Collected data:
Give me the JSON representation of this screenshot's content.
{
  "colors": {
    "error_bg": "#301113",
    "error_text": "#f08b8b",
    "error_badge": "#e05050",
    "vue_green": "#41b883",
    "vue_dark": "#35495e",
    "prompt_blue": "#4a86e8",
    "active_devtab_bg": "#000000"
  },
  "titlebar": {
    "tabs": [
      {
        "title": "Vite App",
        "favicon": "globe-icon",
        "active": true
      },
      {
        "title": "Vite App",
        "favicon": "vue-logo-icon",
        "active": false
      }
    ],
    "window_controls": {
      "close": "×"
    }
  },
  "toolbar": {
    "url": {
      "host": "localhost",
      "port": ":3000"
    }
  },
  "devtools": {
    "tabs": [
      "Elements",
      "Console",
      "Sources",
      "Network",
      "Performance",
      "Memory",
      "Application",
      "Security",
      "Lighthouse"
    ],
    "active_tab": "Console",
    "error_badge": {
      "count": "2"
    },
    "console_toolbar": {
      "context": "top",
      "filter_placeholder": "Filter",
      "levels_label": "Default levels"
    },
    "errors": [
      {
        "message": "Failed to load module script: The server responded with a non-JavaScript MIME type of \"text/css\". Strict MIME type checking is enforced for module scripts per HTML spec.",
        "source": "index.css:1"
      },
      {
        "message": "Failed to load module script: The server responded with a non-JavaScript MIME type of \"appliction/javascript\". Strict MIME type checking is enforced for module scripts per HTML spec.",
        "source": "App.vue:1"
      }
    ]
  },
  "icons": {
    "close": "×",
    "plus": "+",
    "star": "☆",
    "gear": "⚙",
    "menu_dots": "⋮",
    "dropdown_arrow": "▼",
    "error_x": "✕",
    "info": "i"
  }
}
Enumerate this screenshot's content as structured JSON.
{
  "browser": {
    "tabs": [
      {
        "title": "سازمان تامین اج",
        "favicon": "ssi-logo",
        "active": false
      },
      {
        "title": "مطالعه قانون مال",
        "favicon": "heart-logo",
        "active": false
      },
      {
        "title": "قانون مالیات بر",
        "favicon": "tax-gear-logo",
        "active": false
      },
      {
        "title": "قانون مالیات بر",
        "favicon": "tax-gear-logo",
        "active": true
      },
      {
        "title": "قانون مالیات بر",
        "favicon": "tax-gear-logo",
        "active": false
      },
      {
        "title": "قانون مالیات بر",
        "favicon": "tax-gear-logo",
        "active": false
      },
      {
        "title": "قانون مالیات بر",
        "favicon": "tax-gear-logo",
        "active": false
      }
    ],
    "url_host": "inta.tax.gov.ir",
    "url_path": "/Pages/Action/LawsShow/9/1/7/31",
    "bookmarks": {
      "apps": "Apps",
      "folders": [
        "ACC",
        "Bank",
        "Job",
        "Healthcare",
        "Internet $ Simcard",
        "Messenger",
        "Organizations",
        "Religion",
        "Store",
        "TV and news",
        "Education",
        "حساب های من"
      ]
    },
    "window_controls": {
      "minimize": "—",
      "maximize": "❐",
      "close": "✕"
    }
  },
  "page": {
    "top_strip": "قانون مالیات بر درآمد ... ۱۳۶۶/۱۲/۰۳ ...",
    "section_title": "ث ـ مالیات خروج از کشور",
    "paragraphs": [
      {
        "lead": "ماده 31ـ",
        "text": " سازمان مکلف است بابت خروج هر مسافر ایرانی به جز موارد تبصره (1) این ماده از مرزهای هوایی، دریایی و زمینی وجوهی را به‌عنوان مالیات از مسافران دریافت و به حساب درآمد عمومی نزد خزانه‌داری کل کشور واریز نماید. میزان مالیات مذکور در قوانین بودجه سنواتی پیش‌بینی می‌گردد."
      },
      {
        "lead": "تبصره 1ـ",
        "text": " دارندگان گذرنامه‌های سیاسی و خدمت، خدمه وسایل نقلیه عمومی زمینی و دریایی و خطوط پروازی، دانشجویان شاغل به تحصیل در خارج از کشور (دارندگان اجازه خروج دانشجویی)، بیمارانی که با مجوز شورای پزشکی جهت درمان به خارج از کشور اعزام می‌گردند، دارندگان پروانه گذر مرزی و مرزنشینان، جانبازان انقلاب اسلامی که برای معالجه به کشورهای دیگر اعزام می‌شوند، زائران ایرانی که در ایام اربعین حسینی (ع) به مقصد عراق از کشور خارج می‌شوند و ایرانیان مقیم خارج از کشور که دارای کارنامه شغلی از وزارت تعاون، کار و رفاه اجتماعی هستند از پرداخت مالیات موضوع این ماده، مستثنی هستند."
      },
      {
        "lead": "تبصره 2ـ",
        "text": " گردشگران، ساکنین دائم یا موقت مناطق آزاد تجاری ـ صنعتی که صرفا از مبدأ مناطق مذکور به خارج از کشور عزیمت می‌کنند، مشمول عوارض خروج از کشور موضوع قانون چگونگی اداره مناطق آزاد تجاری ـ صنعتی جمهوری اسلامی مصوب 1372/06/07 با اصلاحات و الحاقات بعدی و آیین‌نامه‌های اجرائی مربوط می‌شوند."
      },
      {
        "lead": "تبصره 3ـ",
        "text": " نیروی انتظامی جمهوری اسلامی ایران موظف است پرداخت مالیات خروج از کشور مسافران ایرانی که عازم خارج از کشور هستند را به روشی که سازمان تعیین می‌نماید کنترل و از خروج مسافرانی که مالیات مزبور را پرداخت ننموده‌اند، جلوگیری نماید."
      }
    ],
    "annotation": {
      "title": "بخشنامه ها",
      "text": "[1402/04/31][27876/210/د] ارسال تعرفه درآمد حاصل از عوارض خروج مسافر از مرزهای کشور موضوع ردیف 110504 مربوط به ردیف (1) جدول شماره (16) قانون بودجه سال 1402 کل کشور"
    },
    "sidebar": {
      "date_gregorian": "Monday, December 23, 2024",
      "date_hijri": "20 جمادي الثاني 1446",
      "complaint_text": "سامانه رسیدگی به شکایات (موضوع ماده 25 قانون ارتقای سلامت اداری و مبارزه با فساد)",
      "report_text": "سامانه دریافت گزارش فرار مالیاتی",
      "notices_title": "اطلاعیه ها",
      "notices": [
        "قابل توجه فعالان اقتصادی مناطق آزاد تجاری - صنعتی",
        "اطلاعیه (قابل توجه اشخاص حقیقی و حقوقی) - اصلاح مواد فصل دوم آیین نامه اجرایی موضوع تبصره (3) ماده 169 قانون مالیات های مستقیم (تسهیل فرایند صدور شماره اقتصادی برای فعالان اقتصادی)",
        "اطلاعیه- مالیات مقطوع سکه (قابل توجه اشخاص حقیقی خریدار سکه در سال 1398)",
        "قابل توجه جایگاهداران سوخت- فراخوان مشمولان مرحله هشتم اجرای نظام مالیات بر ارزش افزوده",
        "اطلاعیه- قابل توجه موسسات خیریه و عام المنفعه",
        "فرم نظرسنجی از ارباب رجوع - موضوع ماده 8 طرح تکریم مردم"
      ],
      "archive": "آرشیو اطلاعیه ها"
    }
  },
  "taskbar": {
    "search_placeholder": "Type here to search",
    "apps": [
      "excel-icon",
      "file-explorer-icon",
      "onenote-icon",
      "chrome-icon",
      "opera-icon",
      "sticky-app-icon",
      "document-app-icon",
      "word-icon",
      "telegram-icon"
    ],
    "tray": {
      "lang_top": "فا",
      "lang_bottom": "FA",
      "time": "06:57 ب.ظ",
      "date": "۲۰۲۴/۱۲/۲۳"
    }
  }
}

DESCRIPTION OF THE TASK ::
Write out all the entries exactly.

FULL OUTPUT ::
Give me the JSON representation of this screenshot's content.
{
  "colors": {
    "error_bg": "#301113",
    "error_text": "#f08b8b",
    "error_badge": "#e05050",
    "vue_green": "#41b883",
    "vue_dark": "#35495e",
    "prompt_blue": "#4a86e8",
    "active_devtab_bg": "#000000"
  },
  "titlebar": {
    "tabs": [
      {
        "title": "Vite App",
        "favicon": "globe-icon",
        "active": true
      },
      {
        "title": "Vite App",
        "favicon": "vue-logo-icon",
        "active": false
      }
    ],
    "window_controls": {
      "close": "×"
    }
  },
  "toolbar": {
    "url": {
      "host": "localhost",
      "port": ":3000"
    }
  },
  "devtools": {
    "tabs": [
      "Elements",
      "Console",
      "Sources",
      "Network",
      "Performance",
      "Memory",
      "Application",
      "Security",
      "Lighthouse"
    ],
    "active_tab": "Console",
    "error_badge": {
      "count": "2"
    },
    "console_toolbar": {
      "context": "top",
      "filter_placeholder": "Filter",
      "levels_label": "Default levels"
    },
    "errors": [
      {
        "message": "Failed to load module script: The server responded with a non-JavaScript MIME type of \"text/css\". Strict MIME type checking is enforced for module scripts per HTML spec.",
        "source": "index.css:1"
      },
      {
        "message": "Failed to load module script: The server responded with a non-JavaScript MIME type of \"appliction/javascript\". Strict MIME type checking is enforced for module scripts per HTML spec.",
        "source": "App.vue:1"
      }
    ]
  },
  "icons": {
    "close": "×",
    "plus": "+",
    "star": "☆",
    "gear": "⚙",
    "menu_dots": "⋮",
    "dropdown_arrow": "▼",
    "error_x": "✕",
    "info": "i"
  }
}
Enumerate this screenshot's content as structured JSON.
{
  "browser": {
    "tabs": [
      {
        "title": "سازمان تامین اج",
        "favicon": "ssi-logo",
        "active": false
      },
      {
        "title": "مطالعه قانون مال",
        "favicon": "heart-logo",
        "active": false
      },
      {
        "title": "قانون مالیات بر",
        "favicon": "tax-gear-logo",
        "active": false
      },
      {
        "title": "قانون مالیات بر",
        "favicon": "tax-gear-logo",
        "active": true
      },
      {
        "title": "قانون مالیات بر",
        "favicon": "tax-gear-logo",
        "active": false
      },
      {
        "title": "قانون مالیات بر",
        "favicon": "tax-gear-logo",
        "active": false
      },
      {
        "title": "قانون مالیات بر",
        "favicon": "tax-gear-logo",
        "active": false
      }
    ],
    "url_host": "inta.tax.gov.ir",
    "url_path": "/Pages/Action/LawsShow/9/1/7/31",
    "bookmarks": {
      "apps": "Apps",
      "folders": [
        "ACC",
        "Bank",
        "Job",
        "Healthcare",
        "Internet $ Simcard",
        "Messenger",
        "Organizations",
        "Religion",
        "Store",
        "TV and news",
        "Education",
        "حساب های من"
      ]
    },
    "window_controls": {
      "minimize": "—",
      "maximize": "❐",
      "close": "✕"
    }
  },
  "page": {
    "top_strip": "قانون مالیات بر درآمد ... ۱۳۶۶/۱۲/۰۳ ...",
    "section_title": "ث ـ مالیات خروج از کشور",
    "paragraphs": [
      {
        "lead": "ماده 31ـ",
        "text": " سازمان مکلف است بابت خروج هر مسافر ایرانی به جز موارد تبصره (1) این ماده از مرزهای هوایی، دریایی و زمینی وجوهی را به‌عنوان مالیات از مسافران دریافت و به حساب درآمد عمومی نزد خزانه‌داری کل کشور واریز نماید. میزان مالیات مذکور در قوانین بودجه سنواتی پیش‌بینی می‌گردد."
      },
      {
        "lead": "تبصره 1ـ",
        "text": " دارندگان گذرنامه‌های سیاسی و خدمت، خدمه وسایل نقلیه عمومی زمینی و دریایی و خطوط پروازی، دانشجویان شاغل به تحصیل در خارج از کشور (دارندگان اجازه خروج دانشجویی)، بیمارانی که با مجوز شورای پزشکی جهت درمان به خارج از کشور اعزام می‌گردند، دارندگان پروانه گذر مرزی و مرزنشینان، جانبازان انقلاب اسلامی که برای معالجه به کشورهای دیگر اعزام می‌شوند، زائران ایرانی که در ایام اربعین حسینی (ع) به مقصد عراق از کشور خارج می‌شوند و ایرانیان مقیم خارج از کشور که دارای کارنامه شغلی از وزارت تعاون، کار و رفاه اجتماعی هستند از پرداخت مالیات موضوع این ماده، مستثنی هستند."
      },
      {
        "lead": "تبصره 2ـ",
        "text": " گردشگران، ساکنین دائم یا موقت مناطق آزاد تجاری ـ صنعتی که صرفا از مبدأ مناطق مذکور به خارج از کشور عزیمت می‌کنند، مشمول عوارض خروج از کشور موضوع قانون چگونگی اداره مناطق آزاد تجاری ـ صنعتی جمهوری اسلامی مصوب 1372/06/07 با اصلاحات و الحاقات بعدی و آیین‌نامه‌های اجرائی مربوط می‌شوند."
      },
      {
        "lead": "تبصره 3ـ",
        "text": " نیروی انتظامی جمهوری اسلامی ایران موظف است پرداخت مالیات خروج از کشور مسافران ایرانی که عازم خارج از کشور هستند را به روشی که سازمان تعیین می‌نماید کنترل و از خروج مسافرانی که مالیات مزبور را پرداخت ننموده‌اند، جلوگیری نماید."
      }
    ],
    "annotation": {
      "title": "بخشنامه ها",
      "text": "[1402/04/31][27876/210/د] ارسال تعرفه درآمد حاصل از عوارض خروج مسافر از مرزهای کشور موضوع ردیف 110504 مربوط به ردیف (1) جدول شماره (16) قانون بودجه سال 1402 کل کشور"
    },
    "sidebar": {
      "date_gregorian": "Monday, December 23, 2024",
      "date_hijri": "20 جمادي الثاني 1446",
      "complaint_text": "سامانه رسیدگی به شکایات (موضوع ماده 25 قانون ارتقای سلامت اداری و مبارزه با فساد)",
      "report_text": "سامانه دریافت گزارش فرار مالیاتی",
      "notices_title": "اطلاعیه ها",
      "notices": [
        "قابل توجه فعالان اقتصادی مناطق آزاد تجاری - صنعتی",
        "اطلاعیه (قابل توجه اشخاص حقیقی و حقوقی) - اصلاح مواد فصل دوم آیین نامه اجرایی موضوع تبصره (3) ماده 169 قانون مالیات های مستقیم (تسهیل فرایند صدور شماره اقتصادی برای فعالان اقتصادی)",
        "اطلاعیه- مالیات مقطوع سکه (قابل توجه اشخاص حقیقی خریدار سکه در سال 1398)",
        "قابل توجه جایگاهداران سوخت- فراخوان مشمولان مرحله هشتم اجرای نظام مالیات بر ارزش افزوده",
        "اطلاعیه- قابل توجه موسسات خیریه و عام المنفعه",
        "فرم نظرسنجی از ارباب رجوع - موضوع ماده 8 طرح تکریم مردم"
      ],
      "archive": "آرشیو اطلاعیه ها"
    }
  },
  "taskbar": {
    "search_placeholder": "Type here to search",
    "apps": [
      "excel-icon",
      "file-explorer-icon",
      "onenote-icon",
      "chrome-icon",
      "opera-icon",
      "sticky-app-icon",
      "document-app-icon",
      "word-icon",
      "telegram-icon"
    ],
    "tray": {
      "lang_top": "فا",
      "lang_bottom": "FA",
      "time": "06:57 ب.ظ",
      "date": "۲۰۲۴/۱۲/۲۳"
    }
  }
}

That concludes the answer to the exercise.